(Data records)

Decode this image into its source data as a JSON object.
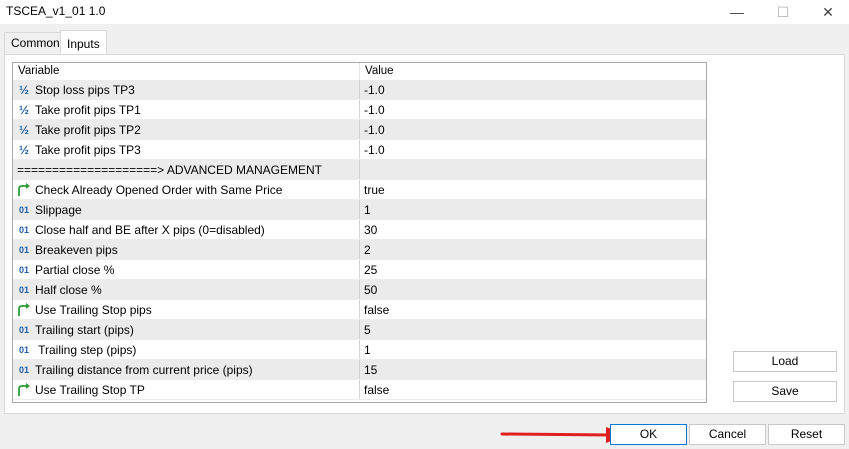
{
  "window": {
    "title": "TSCEA_v1_01 1.0",
    "minimize": "—",
    "maximize": "☐",
    "close": "✕"
  },
  "tabs": [
    {
      "label": "Common"
    },
    {
      "label": "Inputs"
    }
  ],
  "grid": {
    "headers": {
      "variable": "Variable",
      "value": "Value"
    },
    "rows": [
      {
        "icon": "half",
        "name": "Stop loss pips TP3",
        "value": "-1.0"
      },
      {
        "icon": "half",
        "name": "Take profit pips TP1",
        "value": "-1.0"
      },
      {
        "icon": "half",
        "name": "Take profit pips TP2",
        "value": "-1.0"
      },
      {
        "icon": "half",
        "name": "Take profit pips TP3",
        "value": "-1.0"
      },
      {
        "icon": "none",
        "name": "====================> ADVANCED MANAGEMENT",
        "value": ""
      },
      {
        "icon": "bool",
        "name": "Check Already Opened Order with Same Price",
        "value": "true"
      },
      {
        "icon": "int",
        "name": "Slippage",
        "value": "1"
      },
      {
        "icon": "int",
        "name": "Close half and BE after X pips (0=disabled)",
        "value": "30"
      },
      {
        "icon": "int",
        "name": "Breakeven pips",
        "value": "2"
      },
      {
        "icon": "int",
        "name": "Partial close %",
        "value": "25"
      },
      {
        "icon": "int",
        "name": "Half close %",
        "value": "50"
      },
      {
        "icon": "bool",
        "name": "Use Trailing Stop pips",
        "value": "false"
      },
      {
        "icon": "int",
        "name": "Trailing start (pips)",
        "value": "5"
      },
      {
        "icon": "int",
        "name": " Trailing step (pips)",
        "value": "1"
      },
      {
        "icon": "int",
        "name": "Trailing distance from current price (pips)",
        "value": "15"
      },
      {
        "icon": "bool",
        "name": "Use Trailing Stop TP",
        "value": "false"
      }
    ],
    "icon_glyphs": {
      "half": "½",
      "int": "01"
    },
    "colors": {
      "icon_blue": "#1f5fa8",
      "icon_green": "#2e9b3a"
    }
  },
  "buttons": {
    "load": "Load",
    "save": "Save",
    "ok": "OK",
    "cancel": "Cancel",
    "reset": "Reset"
  },
  "annotation": {
    "color": "#e02020"
  }
}
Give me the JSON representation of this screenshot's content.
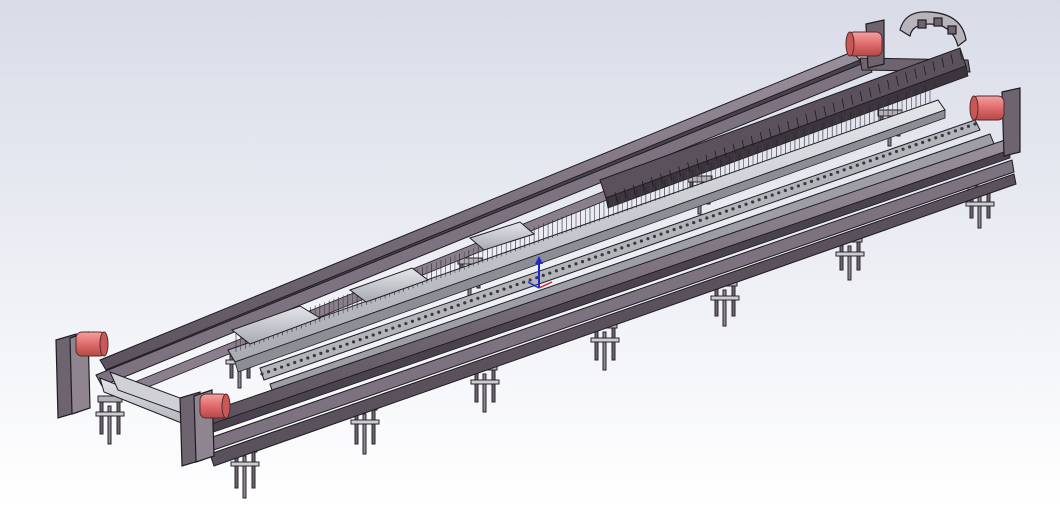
{
  "view": {
    "background_top": "#d9dce8",
    "background_bottom": "#ffffff",
    "frame_color": "#6e6470",
    "frame_light": "#9a8f9c",
    "frame_dark": "#3c353d",
    "edge_color": "#1e1c20",
    "steel_color": "#c9cbd1",
    "motor_color": "#e06b6b",
    "axis_y_color": "#1a2ad8",
    "axis_x_color": "#d81a1a"
  },
  "assembly": {
    "motors": [
      "motor-rear",
      "motor-right",
      "motor-left",
      "motor-front"
    ],
    "icons": [
      "drag-chain-icon",
      "coordinate-triad-icon"
    ]
  }
}
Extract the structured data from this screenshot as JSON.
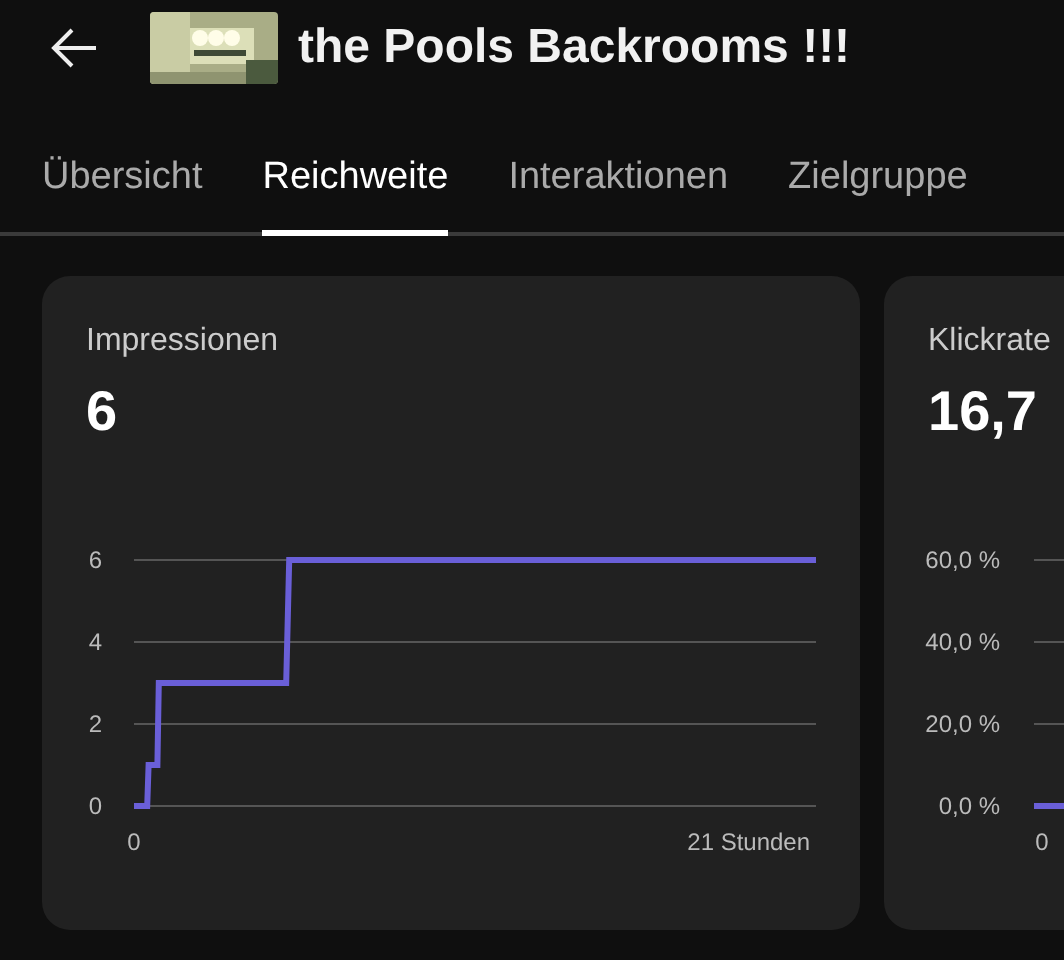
{
  "header": {
    "title": "the Pools Backrooms !!!"
  },
  "tabs": [
    {
      "label": "Übersicht",
      "selected": false
    },
    {
      "label": "Reichweite",
      "selected": true
    },
    {
      "label": "Interaktionen",
      "selected": false
    },
    {
      "label": "Zielgruppe",
      "selected": false
    }
  ],
  "cards": [
    {
      "title": "Impressionen",
      "value": "6",
      "chart_data": {
        "type": "line",
        "x": [
          0,
          0.45,
          0.5,
          0.8,
          0.85,
          5.2,
          5.3,
          23.3
        ],
        "xlim": [
          0,
          23.3
        ],
        "ylim": [
          0,
          6
        ],
        "yticks": [
          0,
          2,
          4,
          6
        ],
        "xticks": [
          0,
          {
            "value": 21,
            "label": "21 Stunden"
          }
        ],
        "series": [
          {
            "color": "#6a5fd8",
            "values": [
              0,
              0,
              1,
              1,
              3,
              3,
              6,
              6
            ]
          }
        ]
      }
    },
    {
      "title": "Klickrate",
      "value": "16,7",
      "axis": {
        "y_labels": [
          "60,0 %",
          "40,0 %",
          "20,0 %",
          "0,0 %"
        ],
        "x_labels": [
          "0"
        ]
      }
    }
  ]
}
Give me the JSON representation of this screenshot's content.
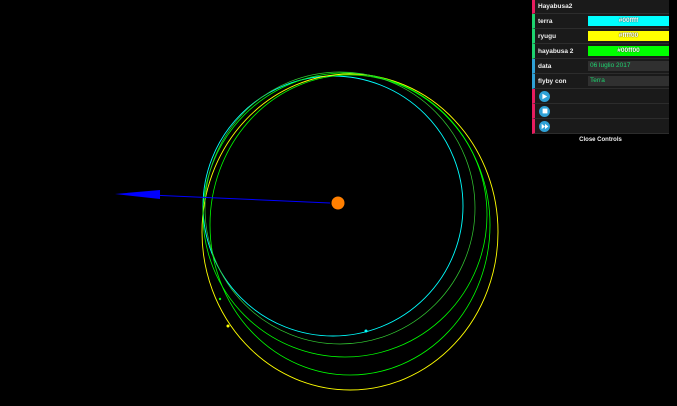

### Brief:
The records above are to be quoted exactly, with all pictures left out.

### Written solution:
Decode this image into its source data as a JSON object.
{
  "window": {
    "title": "TSCEA_v1_01 1.0",
    "minimize": "—",
    "maximize": "☐",
    "close": "✕"
  },
  "tabs": [
    {
      "label": "Common"
    },
    {
      "label": "Inputs"
    }
  ],
  "grid": {
    "headers": {
      "variable": "Variable",
      "value": "Value"
    },
    "rows": [
      {
        "icon": "half",
        "name": "Stop loss pips TP3",
        "value": "-1.0"
      },
      {
        "icon": "half",
        "name": "Take profit pips TP1",
        "value": "-1.0"
      },
      {
        "icon": "half",
        "name": "Take profit pips TP2",
        "value": "-1.0"
      },
      {
        "icon": "half",
        "name": "Take profit pips TP3",
        "value": "-1.0"
      },
      {
        "icon": "none",
        "name": "====================> ADVANCED MANAGEMENT",
        "value": ""
      },
      {
        "icon": "bool",
        "name": "Check Already Opened Order with Same Price",
        "value": "true"
      },
      {
        "icon": "int",
        "name": "Slippage",
        "value": "1"
      },
      {
        "icon": "int",
        "name": "Close half and BE after X pips (0=disabled)",
        "value": "30"
      },
      {
        "icon": "int",
        "name": "Breakeven pips",
        "value": "2"
      },
      {
        "icon": "int",
        "name": "Partial close %",
        "value": "25"
      },
      {
        "icon": "int",
        "name": "Half close %",
        "value": "50"
      },
      {
        "icon": "bool",
        "name": "Use Trailing Stop pips",
        "value": "false"
      },
      {
        "icon": "int",
        "name": "Trailing start (pips)",
        "value": "5"
      },
      {
        "icon": "int",
        "name": " Trailing step (pips)",
        "value": "1"
      },
      {
        "icon": "int",
        "name": "Trailing distance from current price (pips)",
        "value": "15"
      },
      {
        "icon": "bool",
        "name": "Use Trailing Stop TP",
        "value": "false"
      }
    ],
    "icon_glyphs": {
      "half": "½",
      "int": "01"
    },
    "colors": {
      "icon_blue": "#1f5fa8",
      "icon_green": "#2e9b3a"
    }
  },
  "buttons": {
    "load": "Load",
    "save": "Save",
    "ok": "OK",
    "cancel": "Cancel",
    "reset": "Reset"
  },
  "annotation": {
    "color": "#e02020"
  }
}
Give me the JSON representation of this screenshot's content.
{
  "view": {
    "background_top": "#d9dce8",
    "background_bottom": "#ffffff",
    "frame_color": "#6e6470",
    "frame_light": "#9a8f9c",
    "frame_dark": "#3c353d",
    "edge_color": "#1e1c20",
    "steel_color": "#c9cbd1",
    "motor_color": "#e06b6b",
    "axis_y_color": "#1a2ad8",
    "axis_x_color": "#d81a1a"
  },
  "assembly": {
    "motors": [
      "motor-rear",
      "motor-right",
      "motor-left",
      "motor-front"
    ],
    "icons": [
      "drag-chain-icon",
      "coordinate-triad-icon"
    ]
  }
}
Extract the structured data from this screenshot as JSON.
{
  "header": {
    "title": "the Pools Backrooms !!!"
  },
  "tabs": [
    {
      "label": "Übersicht",
      "selected": false
    },
    {
      "label": "Reichweite",
      "selected": true
    },
    {
      "label": "Interaktionen",
      "selected": false
    },
    {
      "label": "Zielgruppe",
      "selected": false
    }
  ],
  "cards": [
    {
      "title": "Impressionen",
      "value": "6",
      "chart_data": {
        "type": "line",
        "x": [
          0,
          0.45,
          0.5,
          0.8,
          0.85,
          5.2,
          5.3,
          23.3
        ],
        "xlim": [
          0,
          23.3
        ],
        "ylim": [
          0,
          6
        ],
        "yticks": [
          0,
          2,
          4,
          6
        ],
        "xticks": [
          0,
          {
            "value": 21,
            "label": "21 Stunden"
          }
        ],
        "series": [
          {
            "color": "#6a5fd8",
            "values": [
              0,
              0,
              1,
              1,
              3,
              3,
              6,
              6
            ]
          }
        ]
      }
    },
    {
      "title": "Klickrate",
      "value": "16,7",
      "axis": {
        "y_labels": [
          "60,0 %",
          "40,0 %",
          "20,0 %",
          "0,0 %"
        ],
        "x_labels": [
          "0"
        ]
      }
    }
  ]
}
Give me the JSON representation of this screenshot's content.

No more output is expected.